**Problem:**
Count the lines below that contain the word "items", and give only that number.

— begin —

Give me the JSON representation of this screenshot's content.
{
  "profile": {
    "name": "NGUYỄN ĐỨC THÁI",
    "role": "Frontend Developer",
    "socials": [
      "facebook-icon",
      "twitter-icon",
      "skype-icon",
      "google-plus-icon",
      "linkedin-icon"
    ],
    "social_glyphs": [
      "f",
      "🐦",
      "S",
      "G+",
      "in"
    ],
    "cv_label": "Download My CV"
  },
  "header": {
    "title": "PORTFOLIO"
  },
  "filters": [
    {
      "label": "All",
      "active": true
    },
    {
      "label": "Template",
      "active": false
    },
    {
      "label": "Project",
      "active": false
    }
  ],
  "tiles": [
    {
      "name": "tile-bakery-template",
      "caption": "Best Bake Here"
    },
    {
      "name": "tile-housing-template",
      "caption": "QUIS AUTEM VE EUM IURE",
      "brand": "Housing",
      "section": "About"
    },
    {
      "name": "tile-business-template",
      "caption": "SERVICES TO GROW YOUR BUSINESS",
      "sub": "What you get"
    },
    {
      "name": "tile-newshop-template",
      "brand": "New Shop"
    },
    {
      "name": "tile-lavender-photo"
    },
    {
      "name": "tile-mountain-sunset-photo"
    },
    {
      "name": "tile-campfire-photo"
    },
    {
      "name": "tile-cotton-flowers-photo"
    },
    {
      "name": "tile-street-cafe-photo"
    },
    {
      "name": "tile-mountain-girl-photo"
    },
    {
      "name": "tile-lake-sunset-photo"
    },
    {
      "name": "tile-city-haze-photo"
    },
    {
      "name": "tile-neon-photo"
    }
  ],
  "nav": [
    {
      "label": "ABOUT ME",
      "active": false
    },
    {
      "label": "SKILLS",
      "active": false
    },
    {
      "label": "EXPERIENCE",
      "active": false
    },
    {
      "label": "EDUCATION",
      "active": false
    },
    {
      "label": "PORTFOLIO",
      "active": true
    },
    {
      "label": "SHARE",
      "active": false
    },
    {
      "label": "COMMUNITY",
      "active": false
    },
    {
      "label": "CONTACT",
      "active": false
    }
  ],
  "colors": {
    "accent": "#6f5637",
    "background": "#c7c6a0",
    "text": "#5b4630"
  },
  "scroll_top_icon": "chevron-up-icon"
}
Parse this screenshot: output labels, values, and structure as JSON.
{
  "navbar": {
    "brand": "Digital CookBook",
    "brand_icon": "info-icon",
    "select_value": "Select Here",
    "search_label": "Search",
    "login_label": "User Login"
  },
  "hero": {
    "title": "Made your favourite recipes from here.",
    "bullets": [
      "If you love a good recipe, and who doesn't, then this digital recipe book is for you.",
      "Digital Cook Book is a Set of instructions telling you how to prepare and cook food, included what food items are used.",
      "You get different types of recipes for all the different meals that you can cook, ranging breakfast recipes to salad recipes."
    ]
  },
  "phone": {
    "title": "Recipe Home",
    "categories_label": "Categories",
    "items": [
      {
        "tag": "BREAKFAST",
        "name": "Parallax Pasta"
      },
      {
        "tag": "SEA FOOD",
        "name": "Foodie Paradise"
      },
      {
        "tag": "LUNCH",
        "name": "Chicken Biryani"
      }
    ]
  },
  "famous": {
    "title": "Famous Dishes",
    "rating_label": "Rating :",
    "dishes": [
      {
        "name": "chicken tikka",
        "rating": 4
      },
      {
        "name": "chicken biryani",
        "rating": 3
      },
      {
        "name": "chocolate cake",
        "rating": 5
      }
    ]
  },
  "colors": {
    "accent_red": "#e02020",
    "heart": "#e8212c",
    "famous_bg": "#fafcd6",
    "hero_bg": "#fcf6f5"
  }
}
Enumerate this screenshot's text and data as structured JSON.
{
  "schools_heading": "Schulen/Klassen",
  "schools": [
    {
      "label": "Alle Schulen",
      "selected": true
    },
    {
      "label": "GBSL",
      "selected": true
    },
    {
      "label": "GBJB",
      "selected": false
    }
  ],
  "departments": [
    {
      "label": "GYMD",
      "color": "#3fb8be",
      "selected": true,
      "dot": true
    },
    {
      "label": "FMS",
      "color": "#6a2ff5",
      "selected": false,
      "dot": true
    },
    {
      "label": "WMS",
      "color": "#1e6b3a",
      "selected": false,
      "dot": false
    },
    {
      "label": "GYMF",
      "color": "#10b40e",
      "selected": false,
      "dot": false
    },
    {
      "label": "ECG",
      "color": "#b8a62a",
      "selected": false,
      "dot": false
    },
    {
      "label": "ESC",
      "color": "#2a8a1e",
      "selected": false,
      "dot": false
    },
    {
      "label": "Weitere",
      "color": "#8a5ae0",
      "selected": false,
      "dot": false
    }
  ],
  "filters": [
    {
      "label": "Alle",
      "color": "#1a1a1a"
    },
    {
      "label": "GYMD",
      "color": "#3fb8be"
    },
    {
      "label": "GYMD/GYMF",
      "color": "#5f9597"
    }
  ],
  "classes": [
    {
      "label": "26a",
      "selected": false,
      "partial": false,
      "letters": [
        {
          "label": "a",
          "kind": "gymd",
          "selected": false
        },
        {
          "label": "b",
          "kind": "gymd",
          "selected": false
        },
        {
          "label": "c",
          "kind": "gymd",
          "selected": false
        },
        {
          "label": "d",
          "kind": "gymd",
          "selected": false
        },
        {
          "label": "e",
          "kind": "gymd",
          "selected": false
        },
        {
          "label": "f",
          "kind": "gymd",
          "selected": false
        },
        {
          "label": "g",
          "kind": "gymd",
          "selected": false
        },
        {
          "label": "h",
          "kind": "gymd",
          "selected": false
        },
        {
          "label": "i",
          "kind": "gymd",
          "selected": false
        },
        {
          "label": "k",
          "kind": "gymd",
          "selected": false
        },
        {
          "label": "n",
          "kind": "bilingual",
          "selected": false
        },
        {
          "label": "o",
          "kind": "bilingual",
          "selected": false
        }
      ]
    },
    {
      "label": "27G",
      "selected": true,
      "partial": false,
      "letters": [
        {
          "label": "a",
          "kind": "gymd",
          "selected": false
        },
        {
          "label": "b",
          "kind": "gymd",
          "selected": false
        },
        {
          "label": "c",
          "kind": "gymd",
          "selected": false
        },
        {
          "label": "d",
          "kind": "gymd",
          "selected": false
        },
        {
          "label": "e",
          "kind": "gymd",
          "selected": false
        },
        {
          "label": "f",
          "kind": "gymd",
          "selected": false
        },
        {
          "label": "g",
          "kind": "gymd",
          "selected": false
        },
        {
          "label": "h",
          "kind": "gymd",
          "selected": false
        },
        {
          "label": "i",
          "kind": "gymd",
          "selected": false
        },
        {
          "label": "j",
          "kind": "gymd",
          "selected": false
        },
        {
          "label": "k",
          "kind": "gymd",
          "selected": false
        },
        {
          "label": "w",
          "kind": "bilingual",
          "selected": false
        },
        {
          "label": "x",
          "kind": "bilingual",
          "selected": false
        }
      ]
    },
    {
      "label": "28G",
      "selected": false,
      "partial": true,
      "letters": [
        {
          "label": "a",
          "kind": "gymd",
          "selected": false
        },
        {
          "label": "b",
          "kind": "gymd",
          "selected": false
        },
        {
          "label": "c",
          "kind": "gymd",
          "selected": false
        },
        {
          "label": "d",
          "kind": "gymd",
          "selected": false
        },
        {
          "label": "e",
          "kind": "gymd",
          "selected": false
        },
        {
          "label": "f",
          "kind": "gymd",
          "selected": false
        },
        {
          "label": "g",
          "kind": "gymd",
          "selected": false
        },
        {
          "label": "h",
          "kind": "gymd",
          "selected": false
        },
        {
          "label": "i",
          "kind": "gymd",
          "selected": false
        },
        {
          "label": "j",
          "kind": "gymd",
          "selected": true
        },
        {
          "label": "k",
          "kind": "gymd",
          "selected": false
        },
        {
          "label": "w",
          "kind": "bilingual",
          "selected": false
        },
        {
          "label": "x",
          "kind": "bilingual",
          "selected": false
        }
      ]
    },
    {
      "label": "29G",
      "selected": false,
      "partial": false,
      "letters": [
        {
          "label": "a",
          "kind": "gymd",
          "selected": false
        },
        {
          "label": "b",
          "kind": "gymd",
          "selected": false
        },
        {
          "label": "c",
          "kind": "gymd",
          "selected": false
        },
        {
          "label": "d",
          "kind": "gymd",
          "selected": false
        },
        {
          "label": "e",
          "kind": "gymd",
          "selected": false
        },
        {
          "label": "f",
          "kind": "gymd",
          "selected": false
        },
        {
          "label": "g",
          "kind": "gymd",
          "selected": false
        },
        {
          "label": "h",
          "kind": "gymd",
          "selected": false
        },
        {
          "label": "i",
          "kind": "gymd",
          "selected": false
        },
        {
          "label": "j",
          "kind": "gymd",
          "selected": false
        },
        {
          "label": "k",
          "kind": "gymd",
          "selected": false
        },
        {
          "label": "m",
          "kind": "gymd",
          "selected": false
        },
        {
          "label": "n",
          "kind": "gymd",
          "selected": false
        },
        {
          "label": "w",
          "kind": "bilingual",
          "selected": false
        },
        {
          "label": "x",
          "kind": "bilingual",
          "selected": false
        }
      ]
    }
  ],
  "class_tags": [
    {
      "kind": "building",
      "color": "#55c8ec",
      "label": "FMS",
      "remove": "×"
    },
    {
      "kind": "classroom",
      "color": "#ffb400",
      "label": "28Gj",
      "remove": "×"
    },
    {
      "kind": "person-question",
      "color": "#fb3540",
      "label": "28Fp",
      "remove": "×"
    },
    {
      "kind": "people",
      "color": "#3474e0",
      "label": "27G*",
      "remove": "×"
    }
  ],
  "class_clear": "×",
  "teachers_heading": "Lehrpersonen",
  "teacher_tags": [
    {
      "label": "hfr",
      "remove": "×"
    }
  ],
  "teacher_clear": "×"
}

— end —

**Solved exercise:**
2